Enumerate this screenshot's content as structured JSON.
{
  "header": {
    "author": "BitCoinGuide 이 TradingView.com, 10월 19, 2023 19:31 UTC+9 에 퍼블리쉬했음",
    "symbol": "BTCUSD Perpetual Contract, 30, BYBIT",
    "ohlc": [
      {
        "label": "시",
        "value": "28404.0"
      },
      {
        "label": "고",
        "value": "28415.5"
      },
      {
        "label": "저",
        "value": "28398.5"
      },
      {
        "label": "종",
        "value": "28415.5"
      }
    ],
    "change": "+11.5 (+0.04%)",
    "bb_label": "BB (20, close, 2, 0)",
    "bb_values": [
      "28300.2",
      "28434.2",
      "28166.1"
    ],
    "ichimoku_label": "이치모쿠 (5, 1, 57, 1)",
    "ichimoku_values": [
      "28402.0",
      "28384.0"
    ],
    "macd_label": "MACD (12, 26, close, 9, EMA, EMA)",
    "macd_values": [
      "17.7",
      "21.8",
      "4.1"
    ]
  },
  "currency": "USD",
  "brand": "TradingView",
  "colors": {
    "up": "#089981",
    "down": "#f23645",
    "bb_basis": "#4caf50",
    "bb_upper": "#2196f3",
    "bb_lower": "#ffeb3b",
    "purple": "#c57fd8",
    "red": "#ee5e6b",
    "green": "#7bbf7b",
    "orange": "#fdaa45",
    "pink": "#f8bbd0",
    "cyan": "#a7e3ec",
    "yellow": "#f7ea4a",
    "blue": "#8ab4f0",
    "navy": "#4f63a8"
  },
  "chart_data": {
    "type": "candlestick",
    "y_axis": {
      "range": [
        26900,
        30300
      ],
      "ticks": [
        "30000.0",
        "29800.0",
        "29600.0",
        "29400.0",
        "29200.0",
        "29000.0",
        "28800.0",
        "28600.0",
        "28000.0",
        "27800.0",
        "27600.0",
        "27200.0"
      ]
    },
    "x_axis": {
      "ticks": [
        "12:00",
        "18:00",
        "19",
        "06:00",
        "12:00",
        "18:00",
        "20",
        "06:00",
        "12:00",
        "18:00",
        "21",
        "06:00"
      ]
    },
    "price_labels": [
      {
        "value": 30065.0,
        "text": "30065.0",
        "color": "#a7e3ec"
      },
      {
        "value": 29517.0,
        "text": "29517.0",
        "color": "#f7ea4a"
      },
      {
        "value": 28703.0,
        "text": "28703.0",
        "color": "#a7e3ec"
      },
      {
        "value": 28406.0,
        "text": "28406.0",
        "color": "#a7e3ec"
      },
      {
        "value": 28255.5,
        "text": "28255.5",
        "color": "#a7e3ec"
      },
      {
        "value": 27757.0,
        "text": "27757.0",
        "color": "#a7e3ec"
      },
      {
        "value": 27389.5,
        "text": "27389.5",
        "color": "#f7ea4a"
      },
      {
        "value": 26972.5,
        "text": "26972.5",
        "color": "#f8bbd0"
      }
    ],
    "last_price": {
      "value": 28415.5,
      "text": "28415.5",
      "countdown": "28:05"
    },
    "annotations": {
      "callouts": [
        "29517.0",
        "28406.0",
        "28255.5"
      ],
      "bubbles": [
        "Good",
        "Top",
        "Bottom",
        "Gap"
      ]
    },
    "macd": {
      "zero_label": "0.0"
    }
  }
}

TASK GOAL: Give back each line above precisely as it stands.

TASK RESPONSE:
Enumerate this screenshot's content as structured JSON.
{
  "header": {
    "author": "BitCoinGuide 이 TradingView.com, 10월 19, 2023 19:31 UTC+9 에 퍼블리쉬했음",
    "symbol": "BTCUSD Perpetual Contract, 30, BYBIT",
    "ohlc": [
      {
        "label": "시",
        "value": "28404.0"
      },
      {
        "label": "고",
        "value": "28415.5"
      },
      {
        "label": "저",
        "value": "28398.5"
      },
      {
        "label": "종",
        "value": "28415.5"
      }
    ],
    "change": "+11.5 (+0.04%)",
    "bb_label": "BB (20, close, 2, 0)",
    "bb_values": [
      "28300.2",
      "28434.2",
      "28166.1"
    ],
    "ichimoku_label": "이치모쿠 (5, 1, 57, 1)",
    "ichimoku_values": [
      "28402.0",
      "28384.0"
    ],
    "macd_label": "MACD (12, 26, close, 9, EMA, EMA)",
    "macd_values": [
      "17.7",
      "21.8",
      "4.1"
    ]
  },
  "currency": "USD",
  "brand": "TradingView",
  "colors": {
    "up": "#089981",
    "down": "#f23645",
    "bb_basis": "#4caf50",
    "bb_upper": "#2196f3",
    "bb_lower": "#ffeb3b",
    "purple": "#c57fd8",
    "red": "#ee5e6b",
    "green": "#7bbf7b",
    "orange": "#fdaa45",
    "pink": "#f8bbd0",
    "cyan": "#a7e3ec",
    "yellow": "#f7ea4a",
    "blue": "#8ab4f0",
    "navy": "#4f63a8"
  },
  "chart_data": {
    "type": "candlestick",
    "y_axis": {
      "range": [
        26900,
        30300
      ],
      "ticks": [
        "30000.0",
        "29800.0",
        "29600.0",
        "29400.0",
        "29200.0",
        "29000.0",
        "28800.0",
        "28600.0",
        "28000.0",
        "27800.0",
        "27600.0",
        "27200.0"
      ]
    },
    "x_axis": {
      "ticks": [
        "12:00",
        "18:00",
        "19",
        "06:00",
        "12:00",
        "18:00",
        "20",
        "06:00",
        "12:00",
        "18:00",
        "21",
        "06:00"
      ]
    },
    "price_labels": [
      {
        "value": 30065.0,
        "text": "30065.0",
        "color": "#a7e3ec"
      },
      {
        "value": 29517.0,
        "text": "29517.0",
        "color": "#f7ea4a"
      },
      {
        "value": 28703.0,
        "text": "28703.0",
        "color": "#a7e3ec"
      },
      {
        "value": 28406.0,
        "text": "28406.0",
        "color": "#a7e3ec"
      },
      {
        "value": 28255.5,
        "text": "28255.5",
        "color": "#a7e3ec"
      },
      {
        "value": 27757.0,
        "text": "27757.0",
        "color": "#a7e3ec"
      },
      {
        "value": 27389.5,
        "text": "27389.5",
        "color": "#f7ea4a"
      },
      {
        "value": 26972.5,
        "text": "26972.5",
        "color": "#f8bbd0"
      }
    ],
    "last_price": {
      "value": 28415.5,
      "text": "28415.5",
      "countdown": "28:05"
    },
    "annotations": {
      "callouts": [
        "29517.0",
        "28406.0",
        "28255.5"
      ],
      "bubbles": [
        "Good",
        "Top",
        "Bottom",
        "Gap"
      ]
    },
    "macd": {
      "zero_label": "0.0"
    }
  }
}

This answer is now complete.